(Data records)
★ ★ ★
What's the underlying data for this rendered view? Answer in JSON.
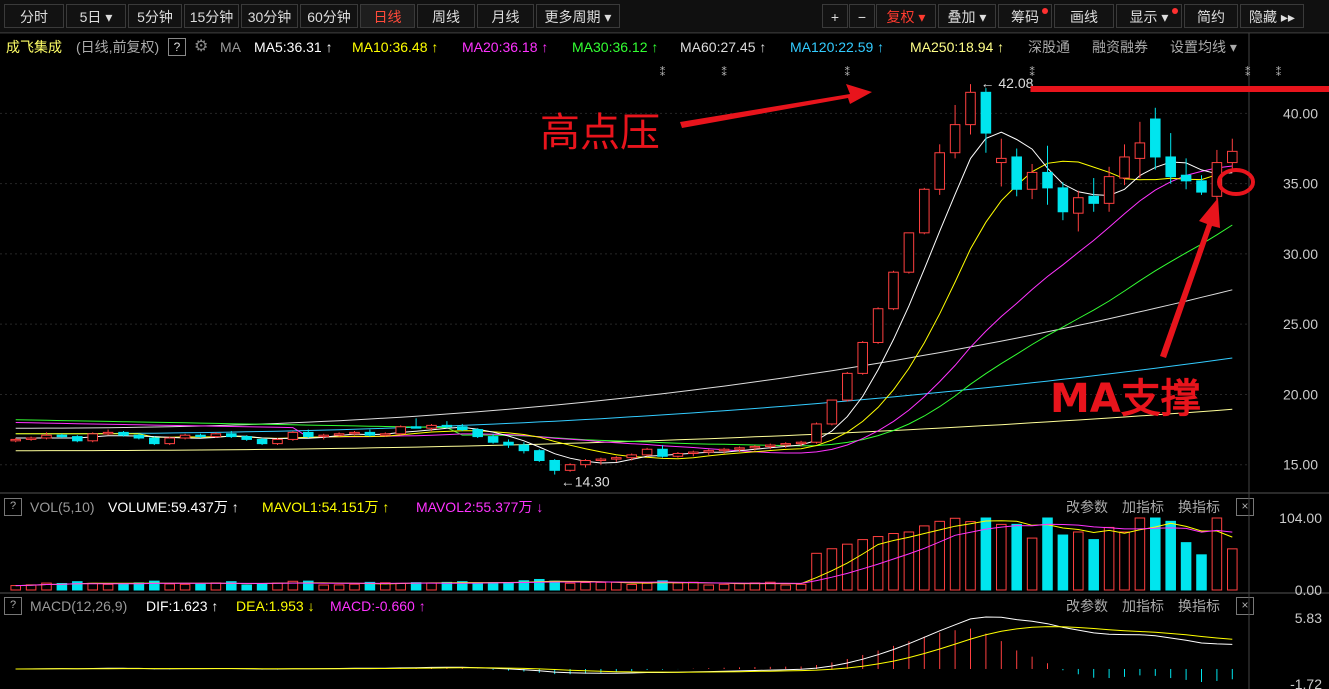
{
  "toolbar": {
    "tabs": [
      {
        "label": "分时",
        "name": "tab-intraday"
      },
      {
        "label": "5日 ▾",
        "name": "tab-5day"
      },
      {
        "label": "5分钟",
        "name": "tab-5min"
      },
      {
        "label": "15分钟",
        "name": "tab-15min"
      },
      {
        "label": "30分钟",
        "name": "tab-30min"
      },
      {
        "label": "60分钟",
        "name": "tab-60min"
      },
      {
        "label": "日线",
        "name": "tab-daily"
      },
      {
        "label": "周线",
        "name": "tab-weekly"
      },
      {
        "label": "月线",
        "name": "tab-monthly"
      },
      {
        "label": "更多周期 ▾",
        "name": "tab-more-periods"
      }
    ],
    "active_tab": "日线",
    "zoom_in": "+",
    "zoom_out": "−",
    "adjust": "复权 ▾",
    "overlay": "叠加 ▾",
    "chips": "筹码",
    "draw": "画线",
    "display": "显示 ▾",
    "simple": "简约",
    "hide": "隐藏 ▸▸"
  },
  "main": {
    "stock_name": "成飞集成",
    "mode": "(日线,前复权)",
    "help": "?",
    "ma_label": "MA",
    "ma_values": [
      {
        "text": "MA5:36.31 ↑",
        "color": "#ffffff"
      },
      {
        "text": "MA10:36.48 ↑",
        "color": "#ffff00"
      },
      {
        "text": "MA20:36.18 ↑",
        "color": "#ff33ff"
      },
      {
        "text": "MA30:36.12 ↑",
        "color": "#33ff33"
      },
      {
        "text": "MA60:27.45 ↑",
        "color": "#dddddd"
      },
      {
        "text": "MA120:22.59 ↑",
        "color": "#33ccff"
      },
      {
        "text": "MA250:18.94 ↑",
        "color": "#ffff88"
      }
    ],
    "links": [
      "深股通",
      "融资融券",
      "设置均线 ▾"
    ],
    "high_label": "42.08",
    "low_label": "14.30",
    "annotation_high": "高点压",
    "annotation_ma": "MA支撑"
  },
  "volume": {
    "label": "VOL(5,10)",
    "volume": "VOLUME:59.437万 ↑",
    "mavol1": "MAVOL1:54.151万 ↑",
    "mavol2": "MAVOL2:55.377万 ↓",
    "buttons": [
      "改参数",
      "加指标",
      "换指标"
    ],
    "close": "×"
  },
  "macd": {
    "label": "MACD(12,26,9)",
    "dif": "DIF:1.623 ↑",
    "dea": "DEA:1.953 ↓",
    "macd": "MACD:-0.660 ↑",
    "buttons": [
      "改参数",
      "加指标",
      "换指标"
    ],
    "close": "×"
  },
  "colors": {
    "up": "#ff4040",
    "down": "#00e5ee",
    "annotation": "#e8141c"
  },
  "chart_data": [
    {
      "type": "candlestick",
      "title": "成飞集成 (日线,前复权)",
      "y_ticks": [
        15.0,
        20.0,
        25.0,
        30.0,
        35.0,
        40.0
      ],
      "ylim": [
        13.2,
        43.8
      ],
      "days": 80,
      "price_high": 42.08,
      "price_low": 14.3,
      "ohlc": [
        [
          16.7,
          16.9,
          16.6,
          16.8
        ],
        [
          16.8,
          17.0,
          16.7,
          16.9
        ],
        [
          16.9,
          17.3,
          16.8,
          17.1
        ],
        [
          17.1,
          17.2,
          16.9,
          17.0
        ],
        [
          17.0,
          17.1,
          16.6,
          16.7
        ],
        [
          16.7,
          17.3,
          16.6,
          17.2
        ],
        [
          17.2,
          17.5,
          17.1,
          17.3
        ],
        [
          17.3,
          17.4,
          17.0,
          17.1
        ],
        [
          17.1,
          17.2,
          16.8,
          16.9
        ],
        [
          16.9,
          17.0,
          16.4,
          16.5
        ],
        [
          16.5,
          17.0,
          16.4,
          16.9
        ],
        [
          16.9,
          17.2,
          16.8,
          17.1
        ],
        [
          17.1,
          17.2,
          16.9,
          17.0
        ],
        [
          17.0,
          17.3,
          16.9,
          17.2
        ],
        [
          17.2,
          17.4,
          16.9,
          17.0
        ],
        [
          17.0,
          17.1,
          16.7,
          16.8
        ],
        [
          16.8,
          16.9,
          16.4,
          16.5
        ],
        [
          16.5,
          16.9,
          16.4,
          16.8
        ],
        [
          16.8,
          17.4,
          16.7,
          17.3
        ],
        [
          17.3,
          17.5,
          16.9,
          17.0
        ],
        [
          17.0,
          17.2,
          16.8,
          17.1
        ],
        [
          17.1,
          17.3,
          17.0,
          17.2
        ],
        [
          17.2,
          17.4,
          17.1,
          17.3
        ],
        [
          17.3,
          17.5,
          17.0,
          17.1
        ],
        [
          17.1,
          17.3,
          17.0,
          17.2
        ],
        [
          17.2,
          17.8,
          17.1,
          17.7
        ],
        [
          17.7,
          18.3,
          17.6,
          17.6
        ],
        [
          17.6,
          17.9,
          17.4,
          17.8
        ],
        [
          17.8,
          18.1,
          17.6,
          17.7
        ],
        [
          17.7,
          17.9,
          17.4,
          17.5
        ],
        [
          17.5,
          17.6,
          16.9,
          17.0
        ],
        [
          17.0,
          17.2,
          16.5,
          16.6
        ],
        [
          16.6,
          16.8,
          16.2,
          16.4
        ],
        [
          16.4,
          16.6,
          15.8,
          16.0
        ],
        [
          16.0,
          16.1,
          15.2,
          15.3
        ],
        [
          15.3,
          15.4,
          14.3,
          14.6
        ],
        [
          14.6,
          15.1,
          14.5,
          15.0
        ],
        [
          15.0,
          15.4,
          14.8,
          15.3
        ],
        [
          15.3,
          15.5,
          15.0,
          15.4
        ],
        [
          15.4,
          15.6,
          15.2,
          15.5
        ],
        [
          15.5,
          15.8,
          15.3,
          15.7
        ],
        [
          15.7,
          16.2,
          15.6,
          16.1
        ],
        [
          16.1,
          16.4,
          15.5,
          15.6
        ],
        [
          15.6,
          15.9,
          15.5,
          15.8
        ],
        [
          15.8,
          16.0,
          15.6,
          15.9
        ],
        [
          15.9,
          16.1,
          15.7,
          16.0
        ],
        [
          16.0,
          16.2,
          15.8,
          16.1
        ],
        [
          16.1,
          16.3,
          15.9,
          16.2
        ],
        [
          16.2,
          16.4,
          16.0,
          16.3
        ],
        [
          16.3,
          16.5,
          16.1,
          16.4
        ],
        [
          16.4,
          16.6,
          16.2,
          16.5
        ],
        [
          16.5,
          16.7,
          16.3,
          16.6
        ],
        [
          16.6,
          18.0,
          16.5,
          17.9
        ],
        [
          17.9,
          19.6,
          17.8,
          19.6
        ],
        [
          19.6,
          21.6,
          19.5,
          21.5
        ],
        [
          21.5,
          23.8,
          21.4,
          23.7
        ],
        [
          23.7,
          26.2,
          23.6,
          26.1
        ],
        [
          26.1,
          28.8,
          26.0,
          28.7
        ],
        [
          28.7,
          31.5,
          28.6,
          31.5
        ],
        [
          31.5,
          34.7,
          31.4,
          34.6
        ],
        [
          34.6,
          37.8,
          34.2,
          37.2
        ],
        [
          37.2,
          40.6,
          36.8,
          39.2
        ],
        [
          39.2,
          42.08,
          38.5,
          41.5
        ],
        [
          41.5,
          41.8,
          37.2,
          38.6
        ],
        [
          36.5,
          38.2,
          34.8,
          36.8
        ],
        [
          36.9,
          37.5,
          34.1,
          34.6
        ],
        [
          34.6,
          36.4,
          33.9,
          35.8
        ],
        [
          35.8,
          37.7,
          33.5,
          34.7
        ],
        [
          34.7,
          35.1,
          32.4,
          33.0
        ],
        [
          32.9,
          34.5,
          31.6,
          34.0
        ],
        [
          34.1,
          35.4,
          33.0,
          33.6
        ],
        [
          33.6,
          36.2,
          33.0,
          35.5
        ],
        [
          35.4,
          37.8,
          34.9,
          36.9
        ],
        [
          36.8,
          39.4,
          35.4,
          37.9
        ],
        [
          39.6,
          40.4,
          36.0,
          36.9
        ],
        [
          36.9,
          38.6,
          35.0,
          35.5
        ],
        [
          35.6,
          36.8,
          34.6,
          35.2
        ],
        [
          35.2,
          35.6,
          34.2,
          34.4
        ],
        [
          34.1,
          37.4,
          33.5,
          36.5
        ],
        [
          36.5,
          38.2,
          35.8,
          37.3
        ]
      ]
    },
    {
      "type": "bar",
      "title": "VOL(5,10)",
      "y_ticks": [
        0.0,
        104.0
      ],
      "unit": "万",
      "last_volume": 59.437,
      "mavol1": 54.151,
      "mavol2": 55.377
    },
    {
      "type": "line",
      "title": "MACD(12,26,9)",
      "y_ticks": [
        5.83,
        -1.72
      ],
      "dif": 1.623,
      "dea": 1.953,
      "macd": -0.66
    }
  ]
}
★ ★ ★
- **What this task involves**
Reproduce each line from the records that contains the word "title".

- **Finished answer**
      "title": "成飞集成 (日线,前复权)",
      "title": "VOL(5,10)",
      "title": "MACD(12,26,9)",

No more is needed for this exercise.